:: Provided information ::

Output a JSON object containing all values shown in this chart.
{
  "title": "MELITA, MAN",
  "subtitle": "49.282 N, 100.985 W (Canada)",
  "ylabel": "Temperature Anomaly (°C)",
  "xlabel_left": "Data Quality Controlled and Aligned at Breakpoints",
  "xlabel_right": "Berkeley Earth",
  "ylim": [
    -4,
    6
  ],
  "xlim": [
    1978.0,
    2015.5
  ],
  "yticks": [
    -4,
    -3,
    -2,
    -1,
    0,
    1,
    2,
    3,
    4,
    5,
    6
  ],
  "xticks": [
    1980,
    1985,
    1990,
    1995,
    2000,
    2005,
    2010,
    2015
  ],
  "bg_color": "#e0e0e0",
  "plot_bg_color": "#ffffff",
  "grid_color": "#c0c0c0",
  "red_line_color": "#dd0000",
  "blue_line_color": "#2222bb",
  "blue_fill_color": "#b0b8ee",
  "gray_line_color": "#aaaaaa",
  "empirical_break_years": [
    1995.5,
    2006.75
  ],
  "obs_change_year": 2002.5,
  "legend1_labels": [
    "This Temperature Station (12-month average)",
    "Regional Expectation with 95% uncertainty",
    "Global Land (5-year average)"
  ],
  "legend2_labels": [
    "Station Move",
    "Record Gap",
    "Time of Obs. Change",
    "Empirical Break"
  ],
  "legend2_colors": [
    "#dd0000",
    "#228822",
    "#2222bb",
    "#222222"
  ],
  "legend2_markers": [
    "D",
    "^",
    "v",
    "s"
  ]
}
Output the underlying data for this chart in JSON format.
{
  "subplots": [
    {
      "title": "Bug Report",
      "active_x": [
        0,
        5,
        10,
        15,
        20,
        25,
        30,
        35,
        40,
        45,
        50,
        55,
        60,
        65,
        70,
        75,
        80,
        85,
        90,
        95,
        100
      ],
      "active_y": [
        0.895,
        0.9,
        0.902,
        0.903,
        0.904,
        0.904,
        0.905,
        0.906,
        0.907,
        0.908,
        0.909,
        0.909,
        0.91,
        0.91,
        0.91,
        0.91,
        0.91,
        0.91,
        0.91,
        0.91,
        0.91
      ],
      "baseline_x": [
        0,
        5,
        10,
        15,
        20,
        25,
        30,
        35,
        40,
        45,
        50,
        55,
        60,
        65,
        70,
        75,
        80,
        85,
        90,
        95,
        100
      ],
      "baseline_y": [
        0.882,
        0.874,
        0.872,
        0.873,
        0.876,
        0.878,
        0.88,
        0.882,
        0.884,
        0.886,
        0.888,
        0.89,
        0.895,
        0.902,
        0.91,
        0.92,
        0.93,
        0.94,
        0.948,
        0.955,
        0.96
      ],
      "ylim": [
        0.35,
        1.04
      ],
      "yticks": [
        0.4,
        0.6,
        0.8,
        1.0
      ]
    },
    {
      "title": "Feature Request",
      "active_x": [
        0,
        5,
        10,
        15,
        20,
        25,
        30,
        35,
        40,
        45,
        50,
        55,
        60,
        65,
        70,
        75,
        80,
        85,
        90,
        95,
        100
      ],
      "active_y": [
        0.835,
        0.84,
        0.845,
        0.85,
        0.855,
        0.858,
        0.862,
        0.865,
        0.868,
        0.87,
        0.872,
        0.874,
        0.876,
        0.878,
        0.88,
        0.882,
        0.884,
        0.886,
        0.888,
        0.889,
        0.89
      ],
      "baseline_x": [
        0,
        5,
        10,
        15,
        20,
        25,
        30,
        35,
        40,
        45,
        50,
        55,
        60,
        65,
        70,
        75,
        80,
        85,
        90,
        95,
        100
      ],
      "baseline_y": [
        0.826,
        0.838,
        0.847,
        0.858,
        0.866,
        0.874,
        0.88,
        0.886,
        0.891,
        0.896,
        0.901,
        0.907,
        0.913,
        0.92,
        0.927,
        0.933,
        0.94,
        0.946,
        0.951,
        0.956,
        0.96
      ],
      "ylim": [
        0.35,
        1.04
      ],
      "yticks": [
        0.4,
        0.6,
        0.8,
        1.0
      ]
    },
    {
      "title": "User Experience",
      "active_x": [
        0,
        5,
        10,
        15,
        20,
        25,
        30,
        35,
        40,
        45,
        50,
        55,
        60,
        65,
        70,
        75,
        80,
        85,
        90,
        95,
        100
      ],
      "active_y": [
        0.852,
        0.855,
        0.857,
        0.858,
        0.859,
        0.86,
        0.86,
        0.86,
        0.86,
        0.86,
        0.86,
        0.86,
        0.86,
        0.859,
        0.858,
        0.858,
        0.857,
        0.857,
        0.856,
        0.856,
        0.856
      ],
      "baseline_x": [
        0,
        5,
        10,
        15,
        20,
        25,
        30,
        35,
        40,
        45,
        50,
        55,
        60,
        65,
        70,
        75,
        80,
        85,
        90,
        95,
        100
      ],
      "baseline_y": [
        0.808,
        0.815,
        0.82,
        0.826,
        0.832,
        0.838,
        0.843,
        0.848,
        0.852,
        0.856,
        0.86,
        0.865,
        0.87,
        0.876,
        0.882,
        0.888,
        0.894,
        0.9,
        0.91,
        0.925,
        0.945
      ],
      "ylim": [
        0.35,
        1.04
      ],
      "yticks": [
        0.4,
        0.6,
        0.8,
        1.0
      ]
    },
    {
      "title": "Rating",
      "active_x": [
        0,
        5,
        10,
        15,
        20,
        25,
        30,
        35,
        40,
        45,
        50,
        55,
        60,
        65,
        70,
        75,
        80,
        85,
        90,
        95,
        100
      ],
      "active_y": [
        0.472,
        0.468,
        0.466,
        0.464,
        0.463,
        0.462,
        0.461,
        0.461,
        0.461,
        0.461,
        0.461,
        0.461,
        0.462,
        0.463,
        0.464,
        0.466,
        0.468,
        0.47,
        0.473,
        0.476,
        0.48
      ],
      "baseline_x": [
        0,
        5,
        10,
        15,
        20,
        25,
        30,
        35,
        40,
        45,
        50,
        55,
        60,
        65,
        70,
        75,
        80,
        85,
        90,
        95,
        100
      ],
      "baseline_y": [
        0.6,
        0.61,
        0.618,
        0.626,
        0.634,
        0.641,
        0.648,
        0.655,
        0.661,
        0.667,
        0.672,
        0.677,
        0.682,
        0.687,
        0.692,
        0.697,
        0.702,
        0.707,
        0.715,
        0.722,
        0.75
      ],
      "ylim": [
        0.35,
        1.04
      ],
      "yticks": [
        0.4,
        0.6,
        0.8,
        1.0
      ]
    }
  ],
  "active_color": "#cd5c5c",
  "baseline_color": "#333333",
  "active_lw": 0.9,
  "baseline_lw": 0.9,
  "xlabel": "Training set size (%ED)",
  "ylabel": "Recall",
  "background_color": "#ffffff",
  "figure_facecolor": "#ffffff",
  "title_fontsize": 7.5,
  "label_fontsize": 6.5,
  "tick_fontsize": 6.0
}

:::

Output all of the material exactly as written.

Output a JSON object containing all values shown in this chart.
{
  "title": "MELITA, MAN",
  "subtitle": "49.282 N, 100.985 W (Canada)",
  "ylabel": "Temperature Anomaly (°C)",
  "xlabel_left": "Data Quality Controlled and Aligned at Breakpoints",
  "xlabel_right": "Berkeley Earth",
  "ylim": [
    -4,
    6
  ],
  "xlim": [
    1978.0,
    2015.5
  ],
  "yticks": [
    -4,
    -3,
    -2,
    -1,
    0,
    1,
    2,
    3,
    4,
    5,
    6
  ],
  "xticks": [
    1980,
    1985,
    1990,
    1995,
    2000,
    2005,
    2010,
    2015
  ],
  "bg_color": "#e0e0e0",
  "plot_bg_color": "#ffffff",
  "grid_color": "#c0c0c0",
  "red_line_color": "#dd0000",
  "blue_line_color": "#2222bb",
  "blue_fill_color": "#b0b8ee",
  "gray_line_color": "#aaaaaa",
  "empirical_break_years": [
    1995.5,
    2006.75
  ],
  "obs_change_year": 2002.5,
  "legend1_labels": [
    "This Temperature Station (12-month average)",
    "Regional Expectation with 95% uncertainty",
    "Global Land (5-year average)"
  ],
  "legend2_labels": [
    "Station Move",
    "Record Gap",
    "Time of Obs. Change",
    "Empirical Break"
  ],
  "legend2_colors": [
    "#dd0000",
    "#228822",
    "#2222bb",
    "#222222"
  ],
  "legend2_markers": [
    "D",
    "^",
    "v",
    "s"
  ]
}
Output the underlying data for this chart in JSON format.
{
  "subplots": [
    {
      "title": "Bug Report",
      "active_x": [
        0,
        5,
        10,
        15,
        20,
        25,
        30,
        35,
        40,
        45,
        50,
        55,
        60,
        65,
        70,
        75,
        80,
        85,
        90,
        95,
        100
      ],
      "active_y": [
        0.895,
        0.9,
        0.902,
        0.903,
        0.904,
        0.904,
        0.905,
        0.906,
        0.907,
        0.908,
        0.909,
        0.909,
        0.91,
        0.91,
        0.91,
        0.91,
        0.91,
        0.91,
        0.91,
        0.91,
        0.91
      ],
      "baseline_x": [
        0,
        5,
        10,
        15,
        20,
        25,
        30,
        35,
        40,
        45,
        50,
        55,
        60,
        65,
        70,
        75,
        80,
        85,
        90,
        95,
        100
      ],
      "baseline_y": [
        0.882,
        0.874,
        0.872,
        0.873,
        0.876,
        0.878,
        0.88,
        0.882,
        0.884,
        0.886,
        0.888,
        0.89,
        0.895,
        0.902,
        0.91,
        0.92,
        0.93,
        0.94,
        0.948,
        0.955,
        0.96
      ],
      "ylim": [
        0.35,
        1.04
      ],
      "yticks": [
        0.4,
        0.6,
        0.8,
        1.0
      ]
    },
    {
      "title": "Feature Request",
      "active_x": [
        0,
        5,
        10,
        15,
        20,
        25,
        30,
        35,
        40,
        45,
        50,
        55,
        60,
        65,
        70,
        75,
        80,
        85,
        90,
        95,
        100
      ],
      "active_y": [
        0.835,
        0.84,
        0.845,
        0.85,
        0.855,
        0.858,
        0.862,
        0.865,
        0.868,
        0.87,
        0.872,
        0.874,
        0.876,
        0.878,
        0.88,
        0.882,
        0.884,
        0.886,
        0.888,
        0.889,
        0.89
      ],
      "baseline_x": [
        0,
        5,
        10,
        15,
        20,
        25,
        30,
        35,
        40,
        45,
        50,
        55,
        60,
        65,
        70,
        75,
        80,
        85,
        90,
        95,
        100
      ],
      "baseline_y": [
        0.826,
        0.838,
        0.847,
        0.858,
        0.866,
        0.874,
        0.88,
        0.886,
        0.891,
        0.896,
        0.901,
        0.907,
        0.913,
        0.92,
        0.927,
        0.933,
        0.94,
        0.946,
        0.951,
        0.956,
        0.96
      ],
      "ylim": [
        0.35,
        1.04
      ],
      "yticks": [
        0.4,
        0.6,
        0.8,
        1.0
      ]
    },
    {
      "title": "User Experience",
      "active_x": [
        0,
        5,
        10,
        15,
        20,
        25,
        30,
        35,
        40,
        45,
        50,
        55,
        60,
        65,
        70,
        75,
        80,
        85,
        90,
        95,
        100
      ],
      "active_y": [
        0.852,
        0.855,
        0.857,
        0.858,
        0.859,
        0.86,
        0.86,
        0.86,
        0.86,
        0.86,
        0.86,
        0.86,
        0.86,
        0.859,
        0.858,
        0.858,
        0.857,
        0.857,
        0.856,
        0.856,
        0.856
      ],
      "baseline_x": [
        0,
        5,
        10,
        15,
        20,
        25,
        30,
        35,
        40,
        45,
        50,
        55,
        60,
        65,
        70,
        75,
        80,
        85,
        90,
        95,
        100
      ],
      "baseline_y": [
        0.808,
        0.815,
        0.82,
        0.826,
        0.832,
        0.838,
        0.843,
        0.848,
        0.852,
        0.856,
        0.86,
        0.865,
        0.87,
        0.876,
        0.882,
        0.888,
        0.894,
        0.9,
        0.91,
        0.925,
        0.945
      ],
      "ylim": [
        0.35,
        1.04
      ],
      "yticks": [
        0.4,
        0.6,
        0.8,
        1.0
      ]
    },
    {
      "title": "Rating",
      "active_x": [
        0,
        5,
        10,
        15,
        20,
        25,
        30,
        35,
        40,
        45,
        50,
        55,
        60,
        65,
        70,
        75,
        80,
        85,
        90,
        95,
        100
      ],
      "active_y": [
        0.472,
        0.468,
        0.466,
        0.464,
        0.463,
        0.462,
        0.461,
        0.461,
        0.461,
        0.461,
        0.461,
        0.461,
        0.462,
        0.463,
        0.464,
        0.466,
        0.468,
        0.47,
        0.473,
        0.476,
        0.48
      ],
      "baseline_x": [
        0,
        5,
        10,
        15,
        20,
        25,
        30,
        35,
        40,
        45,
        50,
        55,
        60,
        65,
        70,
        75,
        80,
        85,
        90,
        95,
        100
      ],
      "baseline_y": [
        0.6,
        0.61,
        0.618,
        0.626,
        0.634,
        0.641,
        0.648,
        0.655,
        0.661,
        0.667,
        0.672,
        0.677,
        0.682,
        0.687,
        0.692,
        0.697,
        0.702,
        0.707,
        0.715,
        0.722,
        0.75
      ],
      "ylim": [
        0.35,
        1.04
      ],
      "yticks": [
        0.4,
        0.6,
        0.8,
        1.0
      ]
    }
  ],
  "active_color": "#cd5c5c",
  "baseline_color": "#333333",
  "active_lw": 0.9,
  "baseline_lw": 0.9,
  "xlabel": "Training set size (%ED)",
  "ylabel": "Recall",
  "background_color": "#ffffff",
  "figure_facecolor": "#ffffff",
  "title_fontsize": 7.5,
  "label_fontsize": 6.5,
  "tick_fontsize": 6.0
}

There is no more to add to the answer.